--- Start of Recorded information ---

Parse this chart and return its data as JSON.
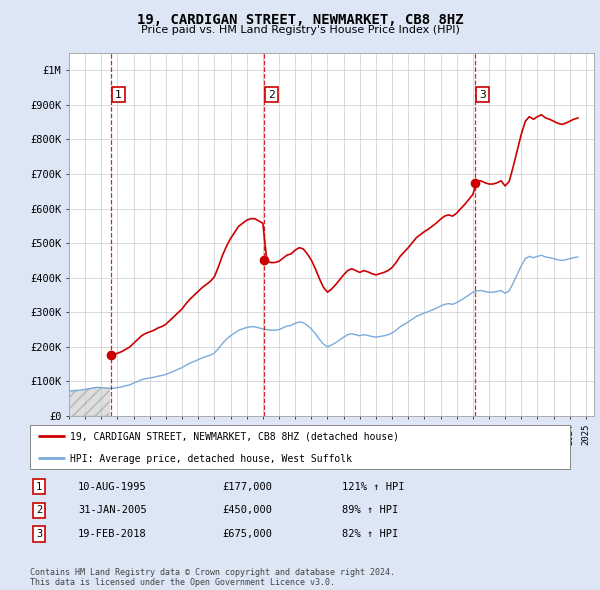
{
  "title": "19, CARDIGAN STREET, NEWMARKET, CB8 8HZ",
  "subtitle": "Price paid vs. HM Land Registry's House Price Index (HPI)",
  "property_label": "19, CARDIGAN STREET, NEWMARKET, CB8 8HZ (detached house)",
  "hpi_label": "HPI: Average price, detached house, West Suffolk",
  "footer": "Contains HM Land Registry data © Crown copyright and database right 2024.\nThis data is licensed under the Open Government Licence v3.0.",
  "transactions": [
    {
      "num": 1,
      "date": "10-AUG-1995",
      "year": 1995.61,
      "price": 177000,
      "hpi_pct": "121% ↑ HPI"
    },
    {
      "num": 2,
      "date": "31-JAN-2005",
      "year": 2005.08,
      "price": 450000,
      "hpi_pct": "89% ↑ HPI"
    },
    {
      "num": 3,
      "date": "19-FEB-2018",
      "year": 2018.13,
      "price": 675000,
      "hpi_pct": "82% ↑ HPI"
    }
  ],
  "hpi_line_color": "#7aabdb",
  "property_line_color": "#cc0000",
  "dot_color": "#cc0000",
  "annotation_box_color": "#cc0000",
  "dashed_line_color": "#cc0000",
  "ylim": [
    0,
    1050000
  ],
  "yticks": [
    0,
    100000,
    200000,
    300000,
    400000,
    500000,
    600000,
    700000,
    800000,
    900000,
    1000000
  ],
  "ytick_labels": [
    "£0",
    "£100K",
    "£200K",
    "£300K",
    "£400K",
    "£500K",
    "£600K",
    "£700K",
    "£800K",
    "£900K",
    "£1M"
  ],
  "xlim_start": 1993.0,
  "xlim_end": 2025.5,
  "xticks": [
    1993,
    1994,
    1995,
    1996,
    1997,
    1998,
    1999,
    2000,
    2001,
    2002,
    2003,
    2004,
    2005,
    2006,
    2007,
    2008,
    2009,
    2010,
    2011,
    2012,
    2013,
    2014,
    2015,
    2016,
    2017,
    2018,
    2019,
    2020,
    2021,
    2022,
    2023,
    2024,
    2025
  ],
  "hpi_data_x": [
    1993.0,
    1993.25,
    1993.5,
    1993.75,
    1994.0,
    1994.25,
    1994.5,
    1994.75,
    1995.0,
    1995.25,
    1995.5,
    1995.75,
    1996.0,
    1996.25,
    1996.5,
    1996.75,
    1997.0,
    1997.25,
    1997.5,
    1997.75,
    1998.0,
    1998.25,
    1998.5,
    1998.75,
    1999.0,
    1999.25,
    1999.5,
    1999.75,
    2000.0,
    2000.25,
    2000.5,
    2000.75,
    2001.0,
    2001.25,
    2001.5,
    2001.75,
    2002.0,
    2002.25,
    2002.5,
    2002.75,
    2003.0,
    2003.25,
    2003.5,
    2003.75,
    2004.0,
    2004.25,
    2004.5,
    2004.75,
    2005.0,
    2005.25,
    2005.5,
    2005.75,
    2006.0,
    2006.25,
    2006.5,
    2006.75,
    2007.0,
    2007.25,
    2007.5,
    2007.75,
    2008.0,
    2008.25,
    2008.5,
    2008.75,
    2009.0,
    2009.25,
    2009.5,
    2009.75,
    2010.0,
    2010.25,
    2010.5,
    2010.75,
    2011.0,
    2011.25,
    2011.5,
    2011.75,
    2012.0,
    2012.25,
    2012.5,
    2012.75,
    2013.0,
    2013.25,
    2013.5,
    2013.75,
    2014.0,
    2014.25,
    2014.5,
    2014.75,
    2015.0,
    2015.25,
    2015.5,
    2015.75,
    2016.0,
    2016.25,
    2016.5,
    2016.75,
    2017.0,
    2017.25,
    2017.5,
    2017.75,
    2018.0,
    2018.25,
    2018.5,
    2018.75,
    2019.0,
    2019.25,
    2019.5,
    2019.75,
    2020.0,
    2020.25,
    2020.5,
    2020.75,
    2021.0,
    2021.25,
    2021.5,
    2021.75,
    2022.0,
    2022.25,
    2022.5,
    2022.75,
    2023.0,
    2023.25,
    2023.5,
    2023.75,
    2024.0,
    2024.25,
    2024.5
  ],
  "hpi_data_y": [
    72000,
    73000,
    74000,
    75000,
    77000,
    79000,
    81000,
    83000,
    82000,
    81000,
    80000,
    80000,
    82000,
    84000,
    87000,
    90000,
    95000,
    100000,
    105000,
    108000,
    110000,
    112000,
    115000,
    117000,
    120000,
    125000,
    130000,
    135000,
    140000,
    147000,
    153000,
    158000,
    163000,
    168000,
    172000,
    176000,
    182000,
    195000,
    210000,
    222000,
    232000,
    240000,
    248000,
    252000,
    256000,
    258000,
    258000,
    255000,
    252000,
    250000,
    248000,
    248000,
    250000,
    255000,
    260000,
    262000,
    268000,
    272000,
    270000,
    262000,
    252000,
    238000,
    222000,
    208000,
    200000,
    205000,
    212000,
    220000,
    228000,
    235000,
    238000,
    235000,
    232000,
    235000,
    233000,
    230000,
    228000,
    230000,
    232000,
    235000,
    240000,
    248000,
    258000,
    265000,
    272000,
    280000,
    288000,
    293000,
    298000,
    302000,
    307000,
    312000,
    318000,
    323000,
    325000,
    323000,
    328000,
    335000,
    342000,
    350000,
    358000,
    362000,
    363000,
    360000,
    358000,
    358000,
    360000,
    363000,
    355000,
    362000,
    385000,
    410000,
    435000,
    455000,
    462000,
    458000,
    462000,
    465000,
    460000,
    458000,
    455000,
    452000,
    450000,
    452000,
    455000,
    458000,
    460000
  ],
  "bg_color": "#dce6f5",
  "plot_bg": "#ffffff",
  "grid_color": "#cccccc",
  "legend_border_color": "#888888",
  "title_fontsize": 10,
  "subtitle_fontsize": 8
}
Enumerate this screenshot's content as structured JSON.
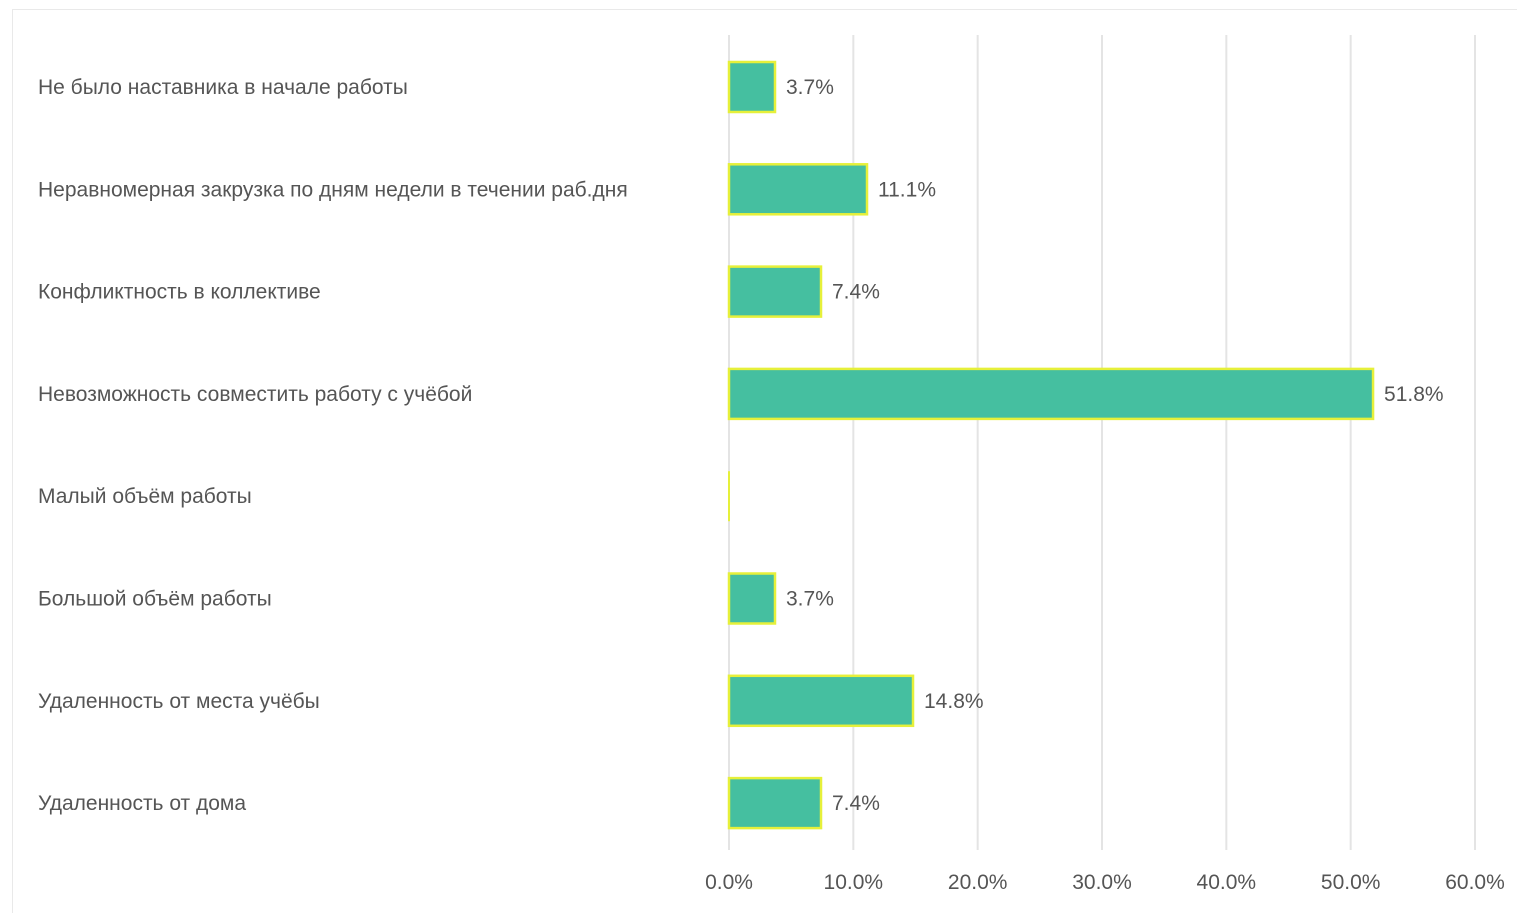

--- End of Recorded information ---

Exercise goal — Reply with nothing but the number of lines that contain the word "CARDIGAN".

Solution to this problem — 2